*Work instructions:* The listing must be reproduced in full, exactly as it stands.

Entries taken from a collection:
[START]
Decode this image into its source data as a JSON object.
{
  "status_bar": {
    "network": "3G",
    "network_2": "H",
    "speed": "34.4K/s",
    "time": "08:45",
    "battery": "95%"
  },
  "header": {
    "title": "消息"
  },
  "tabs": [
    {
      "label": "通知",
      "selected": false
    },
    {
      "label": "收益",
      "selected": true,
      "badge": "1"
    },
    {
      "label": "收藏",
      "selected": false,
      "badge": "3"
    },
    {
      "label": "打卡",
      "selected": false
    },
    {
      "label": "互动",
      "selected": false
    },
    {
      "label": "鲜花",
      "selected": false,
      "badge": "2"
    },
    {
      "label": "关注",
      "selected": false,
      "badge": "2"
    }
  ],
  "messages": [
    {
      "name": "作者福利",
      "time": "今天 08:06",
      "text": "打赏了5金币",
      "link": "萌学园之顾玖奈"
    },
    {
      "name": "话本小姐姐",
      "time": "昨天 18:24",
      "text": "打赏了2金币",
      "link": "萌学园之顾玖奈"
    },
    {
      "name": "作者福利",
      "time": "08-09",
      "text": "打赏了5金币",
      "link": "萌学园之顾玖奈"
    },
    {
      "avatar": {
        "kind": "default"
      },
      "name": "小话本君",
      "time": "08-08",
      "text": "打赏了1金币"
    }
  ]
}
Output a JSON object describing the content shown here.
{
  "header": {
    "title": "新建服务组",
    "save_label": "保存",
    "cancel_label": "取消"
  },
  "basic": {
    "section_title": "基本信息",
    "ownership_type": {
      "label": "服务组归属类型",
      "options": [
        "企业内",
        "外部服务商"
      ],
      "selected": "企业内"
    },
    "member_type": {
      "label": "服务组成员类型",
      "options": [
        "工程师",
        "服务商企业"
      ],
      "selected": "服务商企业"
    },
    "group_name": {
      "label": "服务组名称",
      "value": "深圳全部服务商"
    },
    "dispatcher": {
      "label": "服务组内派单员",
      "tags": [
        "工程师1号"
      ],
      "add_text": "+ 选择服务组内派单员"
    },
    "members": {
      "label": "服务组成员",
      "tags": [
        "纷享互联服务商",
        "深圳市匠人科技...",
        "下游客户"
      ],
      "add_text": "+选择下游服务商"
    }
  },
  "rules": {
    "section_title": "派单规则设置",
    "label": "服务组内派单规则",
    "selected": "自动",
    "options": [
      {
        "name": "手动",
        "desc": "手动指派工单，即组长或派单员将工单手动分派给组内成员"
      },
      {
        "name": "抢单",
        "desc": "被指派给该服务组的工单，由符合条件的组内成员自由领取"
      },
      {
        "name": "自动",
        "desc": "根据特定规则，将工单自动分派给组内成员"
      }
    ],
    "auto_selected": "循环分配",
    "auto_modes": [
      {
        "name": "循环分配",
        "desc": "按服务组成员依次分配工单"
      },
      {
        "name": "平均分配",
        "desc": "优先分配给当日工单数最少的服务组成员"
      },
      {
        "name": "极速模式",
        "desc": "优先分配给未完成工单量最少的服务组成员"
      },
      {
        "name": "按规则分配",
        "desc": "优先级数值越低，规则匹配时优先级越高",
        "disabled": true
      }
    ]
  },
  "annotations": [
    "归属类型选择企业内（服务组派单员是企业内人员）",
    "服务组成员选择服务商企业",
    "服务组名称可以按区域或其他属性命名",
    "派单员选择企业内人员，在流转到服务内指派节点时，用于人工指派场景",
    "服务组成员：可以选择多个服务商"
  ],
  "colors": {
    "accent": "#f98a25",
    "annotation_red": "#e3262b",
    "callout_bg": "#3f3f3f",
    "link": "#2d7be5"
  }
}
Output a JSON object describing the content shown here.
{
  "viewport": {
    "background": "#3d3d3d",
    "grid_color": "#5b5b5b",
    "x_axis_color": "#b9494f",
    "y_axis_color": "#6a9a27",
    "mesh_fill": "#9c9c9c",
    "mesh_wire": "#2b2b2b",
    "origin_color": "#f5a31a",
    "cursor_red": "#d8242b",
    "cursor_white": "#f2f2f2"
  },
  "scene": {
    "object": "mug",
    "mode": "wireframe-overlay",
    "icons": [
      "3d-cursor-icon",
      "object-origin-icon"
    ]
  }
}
[END]
*The reply:*
Decode this image into its source data as a JSON object.
{
  "status_bar": {
    "network": "3G",
    "network_2": "H",
    "speed": "34.4K/s",
    "time": "08:45",
    "battery": "95%"
  },
  "header": {
    "title": "消息"
  },
  "tabs": [
    {
      "label": "通知",
      "selected": false
    },
    {
      "label": "收益",
      "selected": true,
      "badge": "1"
    },
    {
      "label": "收藏",
      "selected": false,
      "badge": "3"
    },
    {
      "label": "打卡",
      "selected": false
    },
    {
      "label": "互动",
      "selected": false
    },
    {
      "label": "鲜花",
      "selected": false,
      "badge": "2"
    },
    {
      "label": "关注",
      "selected": false,
      "badge": "2"
    }
  ],
  "messages": [
    {
      "name": "作者福利",
      "time": "今天 08:06",
      "text": "打赏了5金币",
      "link": "萌学园之顾玖奈"
    },
    {
      "name": "话本小姐姐",
      "time": "昨天 18:24",
      "text": "打赏了2金币",
      "link": "萌学园之顾玖奈"
    },
    {
      "name": "作者福利",
      "time": "08-09",
      "text": "打赏了5金币",
      "link": "萌学园之顾玖奈"
    },
    {
      "avatar": {
        "kind": "default"
      },
      "name": "小话本君",
      "time": "08-08",
      "text": "打赏了1金币"
    }
  ]
}
Output a JSON object describing the content shown here.
{
  "header": {
    "title": "新建服务组",
    "save_label": "保存",
    "cancel_label": "取消"
  },
  "basic": {
    "section_title": "基本信息",
    "ownership_type": {
      "label": "服务组归属类型",
      "options": [
        "企业内",
        "外部服务商"
      ],
      "selected": "企业内"
    },
    "member_type": {
      "label": "服务组成员类型",
      "options": [
        "工程师",
        "服务商企业"
      ],
      "selected": "服务商企业"
    },
    "group_name": {
      "label": "服务组名称",
      "value": "深圳全部服务商"
    },
    "dispatcher": {
      "label": "服务组内派单员",
      "tags": [
        "工程师1号"
      ],
      "add_text": "+ 选择服务组内派单员"
    },
    "members": {
      "label": "服务组成员",
      "tags": [
        "纷享互联服务商",
        "深圳市匠人科技...",
        "下游客户"
      ],
      "add_text": "+选择下游服务商"
    }
  },
  "rules": {
    "section_title": "派单规则设置",
    "label": "服务组内派单规则",
    "selected": "自动",
    "options": [
      {
        "name": "手动",
        "desc": "手动指派工单，即组长或派单员将工单手动分派给组内成员"
      },
      {
        "name": "抢单",
        "desc": "被指派给该服务组的工单，由符合条件的组内成员自由领取"
      },
      {
        "name": "自动",
        "desc": "根据特定规则，将工单自动分派给组内成员"
      }
    ],
    "auto_selected": "循环分配",
    "auto_modes": [
      {
        "name": "循环分配",
        "desc": "按服务组成员依次分配工单"
      },
      {
        "name": "平均分配",
        "desc": "优先分配给当日工单数最少的服务组成员"
      },
      {
        "name": "极速模式",
        "desc": "优先分配给未完成工单量最少的服务组成员"
      },
      {
        "name": "按规则分配",
        "desc": "优先级数值越低，规则匹配时优先级越高",
        "disabled": true
      }
    ]
  },
  "annotations": [
    "归属类型选择企业内（服务组派单员是企业内人员）",
    "服务组成员选择服务商企业",
    "服务组名称可以按区域或其他属性命名",
    "派单员选择企业内人员，在流转到服务内指派节点时，用于人工指派场景",
    "服务组成员：可以选择多个服务商"
  ],
  "colors": {
    "accent": "#f98a25",
    "annotation_red": "#e3262b",
    "callout_bg": "#3f3f3f",
    "link": "#2d7be5"
  }
}
Output a JSON object describing the content shown here.
{
  "viewport": {
    "background": "#3d3d3d",
    "grid_color": "#5b5b5b",
    "x_axis_color": "#b9494f",
    "y_axis_color": "#6a9a27",
    "mesh_fill": "#9c9c9c",
    "mesh_wire": "#2b2b2b",
    "origin_color": "#f5a31a",
    "cursor_red": "#d8242b",
    "cursor_white": "#f2f2f2"
  },
  "scene": {
    "object": "mug",
    "mode": "wireframe-overlay",
    "icons": [
      "3d-cursor-icon",
      "object-origin-icon"
    ]
  }
}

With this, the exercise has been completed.